- **Short problem**: Work through the material below line by line and say how many lines include the word "Phạm". Only the number, please.

- **Records for the task**:
☆ ☆ ☆ ☆ ☆

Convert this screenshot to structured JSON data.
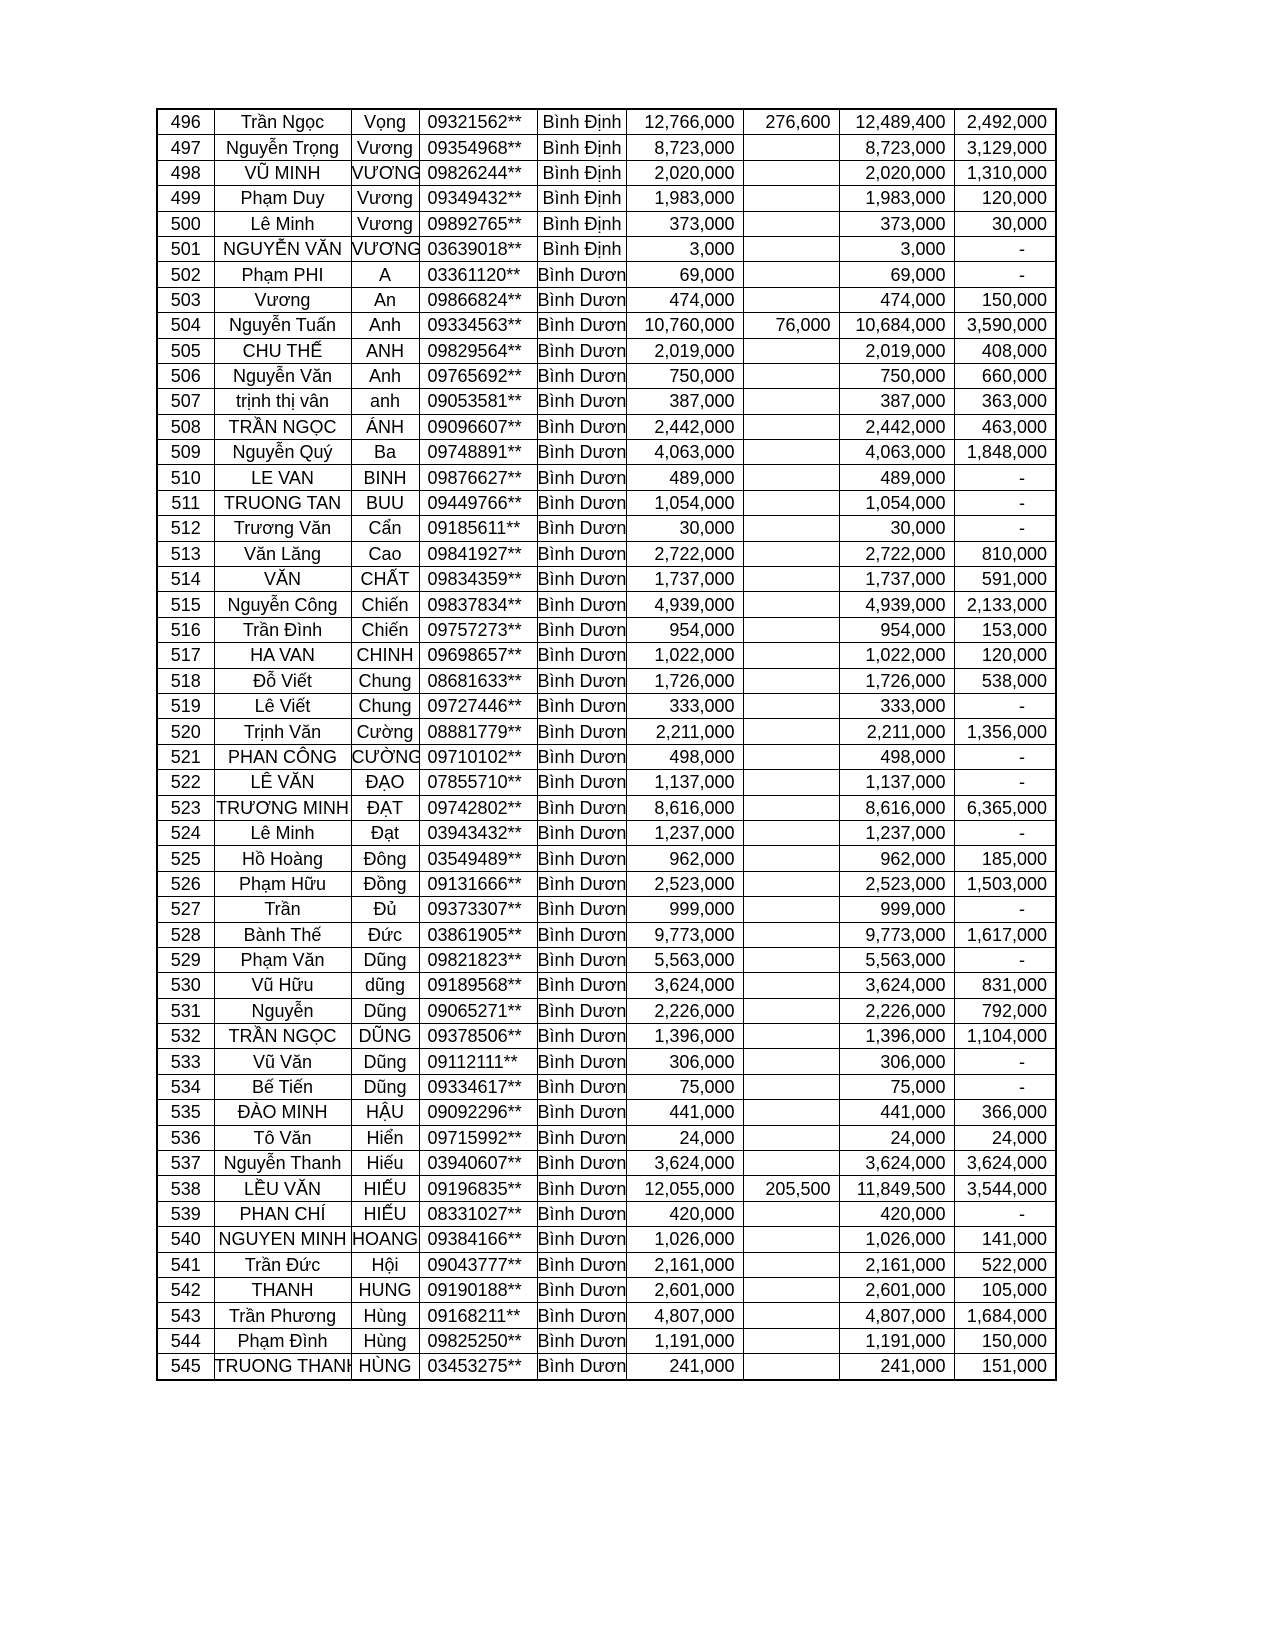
{
  "rows": [
    [
      "496",
      "Trần Ngọc",
      "Vọng",
      "09321562**",
      "Bình Định",
      "12,766,000",
      "276,600",
      "12,489,400",
      "2,492,000"
    ],
    [
      "497",
      "Nguyễn Trọng",
      "Vương",
      "09354968**",
      "Bình Định",
      "8,723,000",
      "",
      "8,723,000",
      "3,129,000"
    ],
    [
      "498",
      "VŨ MINH",
      "VƯƠNG",
      "09826244**",
      "Bình Định",
      "2,020,000",
      "",
      "2,020,000",
      "1,310,000"
    ],
    [
      "499",
      "Phạm Duy",
      "Vương",
      "09349432**",
      "Bình Định",
      "1,983,000",
      "",
      "1,983,000",
      "120,000"
    ],
    [
      "500",
      "Lê Minh",
      "Vương",
      "09892765**",
      "Bình Định",
      "373,000",
      "",
      "373,000",
      "30,000"
    ],
    [
      "501",
      "NGUYỄN VĂN",
      "VƯƠNG",
      "03639018**",
      "Bình Định",
      "3,000",
      "",
      "3,000",
      "-"
    ],
    [
      "502",
      "Phạm  PHI",
      "A",
      "03361120**",
      "Bình Dương",
      "69,000",
      "",
      "69,000",
      "-"
    ],
    [
      "503",
      "Vương",
      "An",
      "09866824**",
      "Bình Dương",
      "474,000",
      "",
      "474,000",
      "150,000"
    ],
    [
      "504",
      "Nguyễn Tuấn",
      "Anh",
      "09334563**",
      "Bình Dương",
      "10,760,000",
      "76,000",
      "10,684,000",
      "3,590,000"
    ],
    [
      "505",
      "CHU THẾ",
      "ANH",
      "09829564**",
      "Bình Dương",
      "2,019,000",
      "",
      "2,019,000",
      "408,000"
    ],
    [
      "506",
      "Nguyễn Văn",
      "Anh",
      "09765692**",
      "Bình Dương",
      "750,000",
      "",
      "750,000",
      "660,000"
    ],
    [
      "507",
      "trịnh thị vân",
      "anh",
      "09053581**",
      "Bình Dương",
      "387,000",
      "",
      "387,000",
      "363,000"
    ],
    [
      "508",
      "TRẦN NGỌC",
      "ÁNH",
      "09096607**",
      "Bình Dương",
      "2,442,000",
      "",
      "2,442,000",
      "463,000"
    ],
    [
      "509",
      "Nguyễn Quý",
      "Ba",
      "09748891**",
      "Bình Dương",
      "4,063,000",
      "",
      "4,063,000",
      "1,848,000"
    ],
    [
      "510",
      "LE VAN",
      "BINH",
      "09876627**",
      "Bình Dương",
      "489,000",
      "",
      "489,000",
      "-"
    ],
    [
      "511",
      "TRUONG TAN",
      "BUU",
      "09449766**",
      "Bình Dương",
      "1,054,000",
      "",
      "1,054,000",
      "-"
    ],
    [
      "512",
      "Trương Văn",
      "Cẩn",
      "09185611**",
      "Bình Dương",
      "30,000",
      "",
      "30,000",
      "-"
    ],
    [
      "513",
      "Văn Lăng",
      "Cao",
      "09841927**",
      "Bình Dương",
      "2,722,000",
      "",
      "2,722,000",
      "810,000"
    ],
    [
      "514",
      "VĂN",
      "CHẤT",
      "09834359**",
      "Bình Dương",
      "1,737,000",
      "",
      "1,737,000",
      "591,000"
    ],
    [
      "515",
      "Nguyễn Công",
      "Chiến",
      "09837834**",
      "Bình Dương",
      "4,939,000",
      "",
      "4,939,000",
      "2,133,000"
    ],
    [
      "516",
      "Trần  Đình",
      "Chiến",
      "09757273**",
      "Bình Dương",
      "954,000",
      "",
      "954,000",
      "153,000"
    ],
    [
      "517",
      "HA VAN",
      "CHINH",
      "09698657**",
      "Bình Dương",
      "1,022,000",
      "",
      "1,022,000",
      "120,000"
    ],
    [
      "518",
      "Đỗ Viết",
      "Chung",
      "08681633**",
      "Bình Dương",
      "1,726,000",
      "",
      "1,726,000",
      "538,000"
    ],
    [
      "519",
      "Lê Viết",
      "Chung",
      "09727446**",
      "Bình Dương",
      "333,000",
      "",
      "333,000",
      "-"
    ],
    [
      "520",
      "Trịnh Văn",
      "Cường",
      "08881779**",
      "Bình Dương",
      "2,211,000",
      "",
      "2,211,000",
      "1,356,000"
    ],
    [
      "521",
      "PHAN CÔNG",
      "CƯỜNG",
      "09710102**",
      "Bình Dương",
      "498,000",
      "",
      "498,000",
      "-"
    ],
    [
      "522",
      "LÊ VĂN",
      "ĐẠO",
      "07855710**",
      "Bình Dương",
      "1,137,000",
      "",
      "1,137,000",
      "-"
    ],
    [
      "523",
      "TRƯƠNG MINH",
      "ĐẠT",
      "09742802**",
      "Bình Dương",
      "8,616,000",
      "",
      "8,616,000",
      "6,365,000"
    ],
    [
      "524",
      "Lê Minh",
      "Đạt",
      "03943432**",
      "Bình Dương",
      "1,237,000",
      "",
      "1,237,000",
      "-"
    ],
    [
      "525",
      "Hồ Hoàng",
      "Đông",
      "03549489**",
      "Bình Dương",
      "962,000",
      "",
      "962,000",
      "185,000"
    ],
    [
      "526",
      "Phạm Hữu",
      "Đồng",
      "09131666**",
      "Bình Dương",
      "2,523,000",
      "",
      "2,523,000",
      "1,503,000"
    ],
    [
      "527",
      "Trần",
      "Đủ",
      "09373307**",
      "Bình Dương",
      "999,000",
      "",
      "999,000",
      "-"
    ],
    [
      "528",
      "Bành Thế",
      "Đức",
      "03861905**",
      "Bình Dương",
      "9,773,000",
      "",
      "9,773,000",
      "1,617,000"
    ],
    [
      "529",
      "Phạm Văn",
      "Dũng",
      "09821823**",
      "Bình Dương",
      "5,563,000",
      "",
      "5,563,000",
      "-"
    ],
    [
      "530",
      "Vũ Hữu",
      "dũng",
      "09189568**",
      "Bình Dương",
      "3,624,000",
      "",
      "3,624,000",
      "831,000"
    ],
    [
      "531",
      "Nguyễn",
      "Dũng",
      "09065271**",
      "Bình Dương",
      "2,226,000",
      "",
      "2,226,000",
      "792,000"
    ],
    [
      "532",
      "TRẦN NGỌC",
      "DŨNG",
      "09378506**",
      "Bình Dương",
      "1,396,000",
      "",
      "1,396,000",
      "1,104,000"
    ],
    [
      "533",
      "Vũ Văn",
      "Dũng",
      "09112111**",
      "Bình Dương",
      "306,000",
      "",
      "306,000",
      "-"
    ],
    [
      "534",
      "Bế Tiến",
      "Dũng",
      "09334617**",
      "Bình Dương",
      "75,000",
      "",
      "75,000",
      "-"
    ],
    [
      "535",
      "ĐÀO MINH",
      "HẬU",
      "09092296**",
      "Bình Dương",
      "441,000",
      "",
      "441,000",
      "366,000"
    ],
    [
      "536",
      "Tô Văn",
      "Hiển",
      "09715992**",
      "Bình Dương",
      "24,000",
      "",
      "24,000",
      "24,000"
    ],
    [
      "537",
      "Nguyễn Thanh",
      "Hiếu",
      "03940607**",
      "Bình Dương",
      "3,624,000",
      "",
      "3,624,000",
      "3,624,000"
    ],
    [
      "538",
      "LỀU VĂN",
      "HIẾU",
      "09196835**",
      "Bình Dương",
      "12,055,000",
      "205,500",
      "11,849,500",
      "3,544,000"
    ],
    [
      "539",
      "PHAN CHÍ",
      "HIẾU",
      "08331027**",
      "Bình Dương",
      "420,000",
      "",
      "420,000",
      "-"
    ],
    [
      "540",
      "NGUYEN MINH",
      "HOANG",
      "09384166**",
      "Bình Dương",
      "1,026,000",
      "",
      "1,026,000",
      "141,000"
    ],
    [
      "541",
      "Trần Đức",
      "Hội",
      "09043777**",
      "Bình Dương",
      "2,161,000",
      "",
      "2,161,000",
      "522,000"
    ],
    [
      "542",
      "THANH",
      "HUNG",
      "09190188**",
      "Bình Dương",
      "2,601,000",
      "",
      "2,601,000",
      "105,000"
    ],
    [
      "543",
      "Trần Phương",
      "Hùng",
      "09168211**",
      "Bình Dương",
      "4,807,000",
      "",
      "4,807,000",
      "1,684,000"
    ],
    [
      "544",
      "Phạm Đình",
      "Hùng",
      "09825250**",
      "Bình Dương",
      "1,191,000",
      "",
      "1,191,000",
      "150,000"
    ],
    [
      "545",
      "TRUONG THANH",
      "HÙNG",
      "03453275**",
      "Bình Dương",
      "241,000",
      "",
      "241,000",
      "151,000"
    ]
  ]
}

☆ ☆ ☆ ☆ ☆

- **Exercise result**: 5